Of all the lines in the material, how many contain the word "latente"? State the number alone.

Extracted data entries:
>>>

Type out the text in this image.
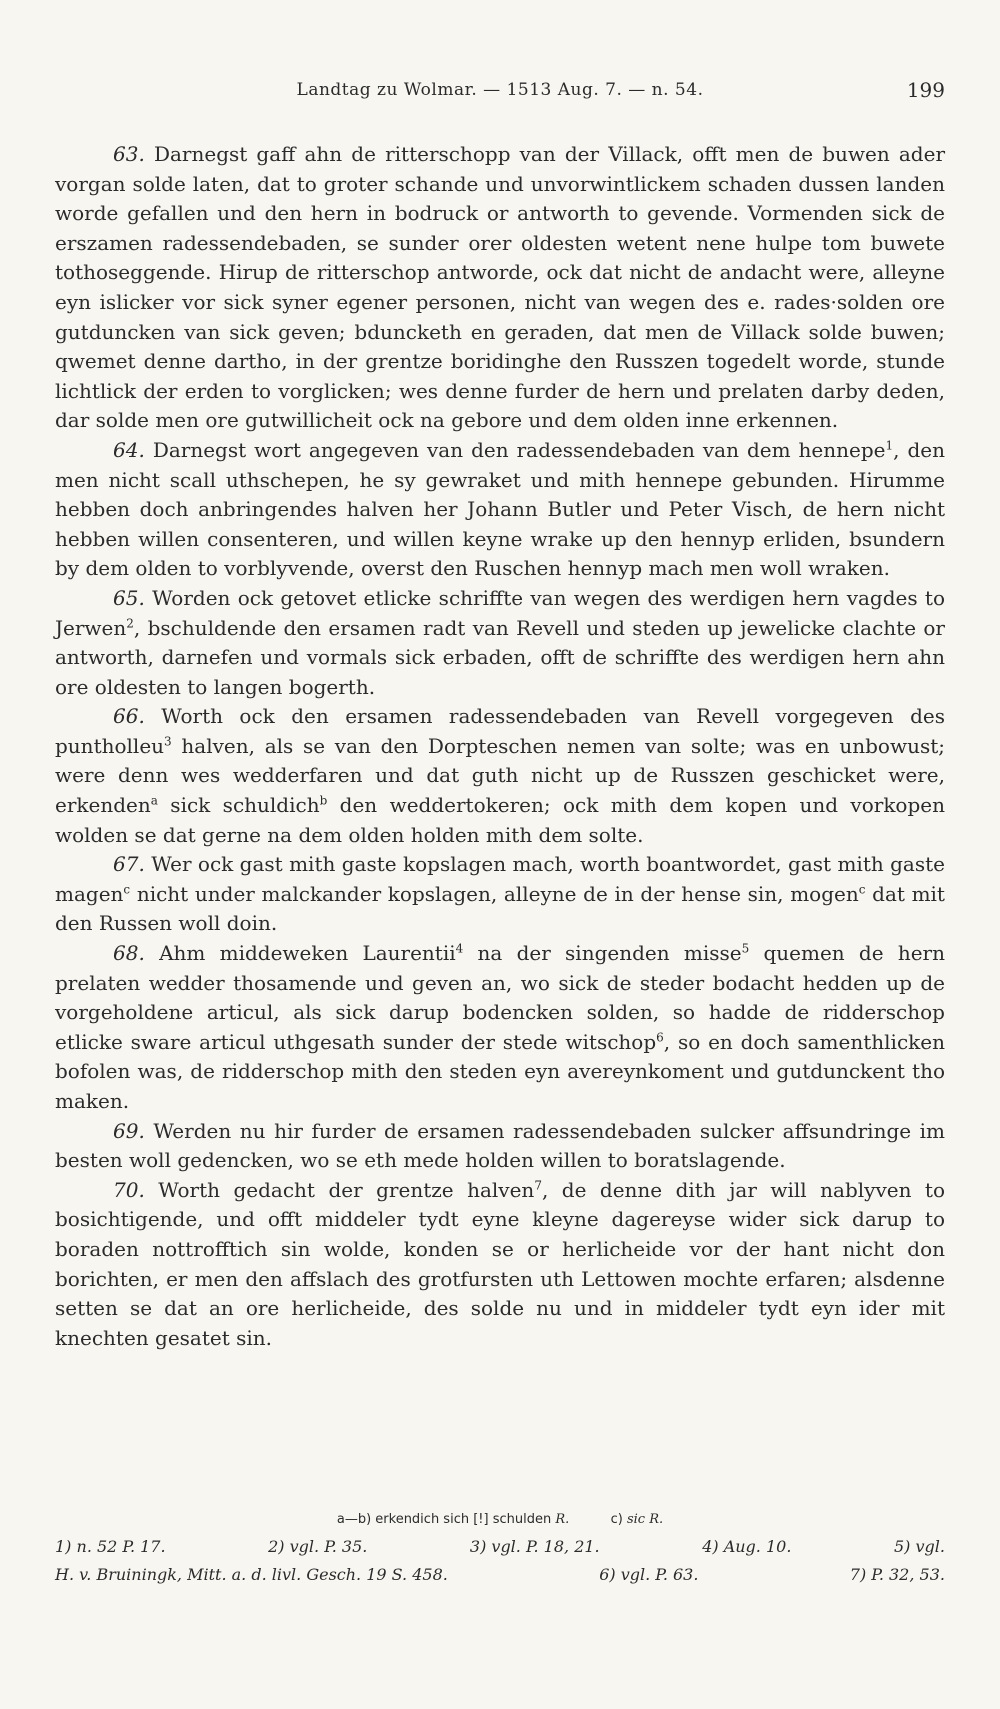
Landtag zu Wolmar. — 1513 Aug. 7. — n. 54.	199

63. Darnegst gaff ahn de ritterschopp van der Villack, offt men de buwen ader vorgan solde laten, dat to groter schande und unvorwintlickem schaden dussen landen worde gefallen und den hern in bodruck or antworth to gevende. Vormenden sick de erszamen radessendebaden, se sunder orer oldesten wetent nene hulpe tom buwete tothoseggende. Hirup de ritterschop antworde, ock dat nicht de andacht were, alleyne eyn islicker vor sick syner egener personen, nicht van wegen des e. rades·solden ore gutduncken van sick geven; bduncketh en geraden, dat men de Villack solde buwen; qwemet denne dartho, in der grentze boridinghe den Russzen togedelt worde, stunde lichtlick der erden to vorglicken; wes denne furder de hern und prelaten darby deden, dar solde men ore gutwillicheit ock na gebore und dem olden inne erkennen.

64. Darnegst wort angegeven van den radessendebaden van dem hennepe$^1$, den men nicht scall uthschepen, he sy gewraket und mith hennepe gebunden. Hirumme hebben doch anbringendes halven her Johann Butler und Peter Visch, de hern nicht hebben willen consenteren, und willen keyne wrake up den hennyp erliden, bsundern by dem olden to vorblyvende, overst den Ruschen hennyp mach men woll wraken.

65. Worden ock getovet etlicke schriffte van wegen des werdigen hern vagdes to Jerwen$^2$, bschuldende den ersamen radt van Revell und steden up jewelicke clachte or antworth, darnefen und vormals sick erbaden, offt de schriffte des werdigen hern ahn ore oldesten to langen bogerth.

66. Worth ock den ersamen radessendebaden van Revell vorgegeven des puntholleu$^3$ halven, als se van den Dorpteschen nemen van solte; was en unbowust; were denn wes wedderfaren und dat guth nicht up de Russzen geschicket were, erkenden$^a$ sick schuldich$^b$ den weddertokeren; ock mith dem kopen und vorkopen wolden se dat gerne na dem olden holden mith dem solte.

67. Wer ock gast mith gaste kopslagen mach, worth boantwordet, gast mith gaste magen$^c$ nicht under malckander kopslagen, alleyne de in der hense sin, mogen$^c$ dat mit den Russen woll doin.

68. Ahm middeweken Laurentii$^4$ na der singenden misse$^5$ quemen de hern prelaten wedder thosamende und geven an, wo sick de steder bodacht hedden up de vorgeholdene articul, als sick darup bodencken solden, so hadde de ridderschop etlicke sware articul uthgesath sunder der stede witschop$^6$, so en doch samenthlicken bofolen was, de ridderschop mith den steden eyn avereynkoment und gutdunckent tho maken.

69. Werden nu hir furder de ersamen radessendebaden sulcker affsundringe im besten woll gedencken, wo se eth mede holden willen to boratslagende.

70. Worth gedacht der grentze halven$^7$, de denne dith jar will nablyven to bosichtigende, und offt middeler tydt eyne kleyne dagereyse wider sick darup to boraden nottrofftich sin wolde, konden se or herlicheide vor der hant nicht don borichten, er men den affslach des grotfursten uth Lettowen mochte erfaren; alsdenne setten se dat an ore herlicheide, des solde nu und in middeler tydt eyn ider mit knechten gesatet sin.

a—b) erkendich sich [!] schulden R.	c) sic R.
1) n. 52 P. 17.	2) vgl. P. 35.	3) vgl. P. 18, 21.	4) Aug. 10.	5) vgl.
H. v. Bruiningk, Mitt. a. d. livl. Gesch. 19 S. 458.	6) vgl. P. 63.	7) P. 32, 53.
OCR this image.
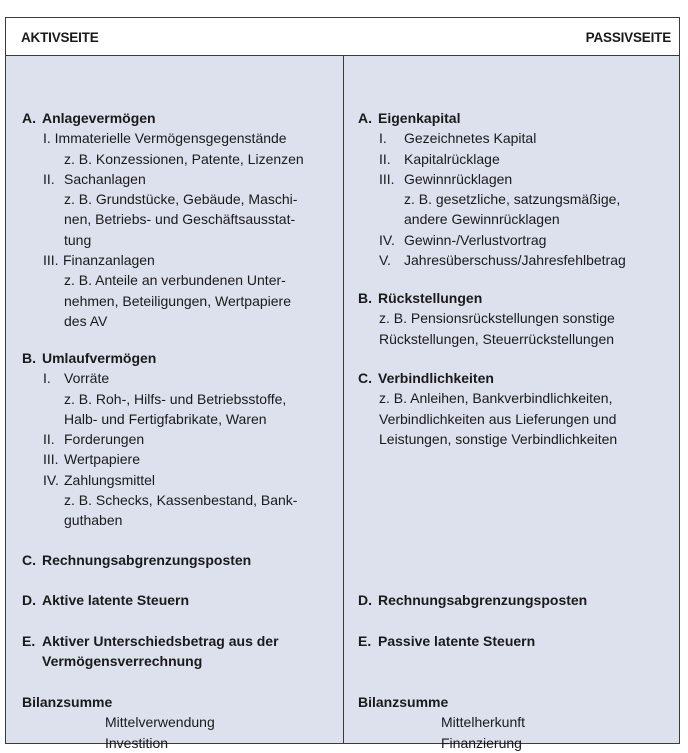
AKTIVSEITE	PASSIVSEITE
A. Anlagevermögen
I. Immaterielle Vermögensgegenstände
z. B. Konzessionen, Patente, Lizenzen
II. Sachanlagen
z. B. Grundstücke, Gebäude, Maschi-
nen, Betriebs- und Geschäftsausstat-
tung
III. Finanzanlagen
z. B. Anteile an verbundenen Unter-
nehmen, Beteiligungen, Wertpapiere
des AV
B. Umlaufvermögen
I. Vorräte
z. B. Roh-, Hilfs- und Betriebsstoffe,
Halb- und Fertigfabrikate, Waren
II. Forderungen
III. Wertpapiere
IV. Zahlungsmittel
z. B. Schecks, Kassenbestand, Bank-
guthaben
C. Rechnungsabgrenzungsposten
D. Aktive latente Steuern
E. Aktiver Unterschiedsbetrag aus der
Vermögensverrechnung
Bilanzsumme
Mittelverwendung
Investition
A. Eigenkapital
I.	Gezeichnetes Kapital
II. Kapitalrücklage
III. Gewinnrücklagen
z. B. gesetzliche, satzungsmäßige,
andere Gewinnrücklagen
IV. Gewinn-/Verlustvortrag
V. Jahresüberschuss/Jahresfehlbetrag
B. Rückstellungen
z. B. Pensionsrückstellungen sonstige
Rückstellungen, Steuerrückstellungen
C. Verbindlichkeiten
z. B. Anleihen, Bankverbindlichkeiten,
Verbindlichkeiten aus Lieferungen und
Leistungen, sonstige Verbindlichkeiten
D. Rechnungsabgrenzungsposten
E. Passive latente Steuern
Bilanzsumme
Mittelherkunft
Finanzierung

<<<

■ **Output of the exercise**: 2